-- begin Data section --
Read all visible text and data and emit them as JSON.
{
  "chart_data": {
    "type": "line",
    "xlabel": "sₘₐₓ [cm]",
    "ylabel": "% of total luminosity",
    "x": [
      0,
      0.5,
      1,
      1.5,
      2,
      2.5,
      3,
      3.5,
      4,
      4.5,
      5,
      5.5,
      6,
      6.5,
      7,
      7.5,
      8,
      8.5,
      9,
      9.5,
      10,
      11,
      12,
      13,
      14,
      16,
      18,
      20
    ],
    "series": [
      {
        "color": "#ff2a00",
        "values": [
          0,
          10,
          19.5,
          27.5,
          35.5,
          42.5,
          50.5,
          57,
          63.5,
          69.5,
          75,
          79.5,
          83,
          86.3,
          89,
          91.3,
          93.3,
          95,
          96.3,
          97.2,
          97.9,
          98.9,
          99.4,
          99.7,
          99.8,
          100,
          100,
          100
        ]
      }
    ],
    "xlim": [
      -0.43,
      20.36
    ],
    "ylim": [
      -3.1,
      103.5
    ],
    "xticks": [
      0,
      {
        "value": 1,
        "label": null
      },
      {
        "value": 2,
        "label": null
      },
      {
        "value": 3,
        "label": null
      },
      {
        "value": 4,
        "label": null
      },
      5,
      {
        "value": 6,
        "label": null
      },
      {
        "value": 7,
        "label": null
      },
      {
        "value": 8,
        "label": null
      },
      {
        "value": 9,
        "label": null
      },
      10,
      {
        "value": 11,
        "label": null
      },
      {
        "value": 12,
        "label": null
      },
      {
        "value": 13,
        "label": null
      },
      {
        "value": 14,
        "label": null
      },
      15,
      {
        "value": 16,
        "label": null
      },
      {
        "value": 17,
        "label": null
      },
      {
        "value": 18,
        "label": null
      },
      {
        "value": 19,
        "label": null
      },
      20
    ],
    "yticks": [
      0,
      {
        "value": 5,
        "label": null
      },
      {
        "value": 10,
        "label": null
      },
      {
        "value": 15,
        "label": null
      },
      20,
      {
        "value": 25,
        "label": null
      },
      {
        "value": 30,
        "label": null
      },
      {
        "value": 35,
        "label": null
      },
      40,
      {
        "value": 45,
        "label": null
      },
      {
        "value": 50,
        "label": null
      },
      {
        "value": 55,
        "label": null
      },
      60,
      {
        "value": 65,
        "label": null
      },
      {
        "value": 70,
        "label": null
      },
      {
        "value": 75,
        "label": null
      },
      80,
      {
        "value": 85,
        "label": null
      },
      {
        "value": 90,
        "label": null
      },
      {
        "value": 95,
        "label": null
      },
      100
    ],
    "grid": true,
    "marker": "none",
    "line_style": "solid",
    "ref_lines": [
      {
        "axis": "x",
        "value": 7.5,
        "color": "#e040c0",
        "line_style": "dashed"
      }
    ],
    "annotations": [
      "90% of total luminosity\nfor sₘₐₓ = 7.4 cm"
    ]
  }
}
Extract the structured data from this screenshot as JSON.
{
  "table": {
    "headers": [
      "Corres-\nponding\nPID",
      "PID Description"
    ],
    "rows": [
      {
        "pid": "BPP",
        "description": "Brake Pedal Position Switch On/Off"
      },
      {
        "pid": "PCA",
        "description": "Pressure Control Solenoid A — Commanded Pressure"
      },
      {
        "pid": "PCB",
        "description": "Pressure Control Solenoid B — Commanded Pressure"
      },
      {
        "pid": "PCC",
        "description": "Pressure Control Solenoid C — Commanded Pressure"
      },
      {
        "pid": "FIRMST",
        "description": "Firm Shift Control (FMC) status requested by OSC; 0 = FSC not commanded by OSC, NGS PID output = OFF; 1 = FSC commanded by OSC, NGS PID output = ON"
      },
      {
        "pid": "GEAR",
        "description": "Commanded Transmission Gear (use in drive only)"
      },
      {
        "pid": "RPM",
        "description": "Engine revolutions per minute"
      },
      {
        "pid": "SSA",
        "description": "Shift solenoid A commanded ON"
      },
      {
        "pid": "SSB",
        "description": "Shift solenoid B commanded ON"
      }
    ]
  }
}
-- end Data section --
#### Task:
Pull out each line of the entries that contains "sₘₐₓ".

#### Result:
    "xlabel": "sₘₐₓ [cm]",
      "90% of total luminosity\nfor sₘₐₓ = 7.4 cm"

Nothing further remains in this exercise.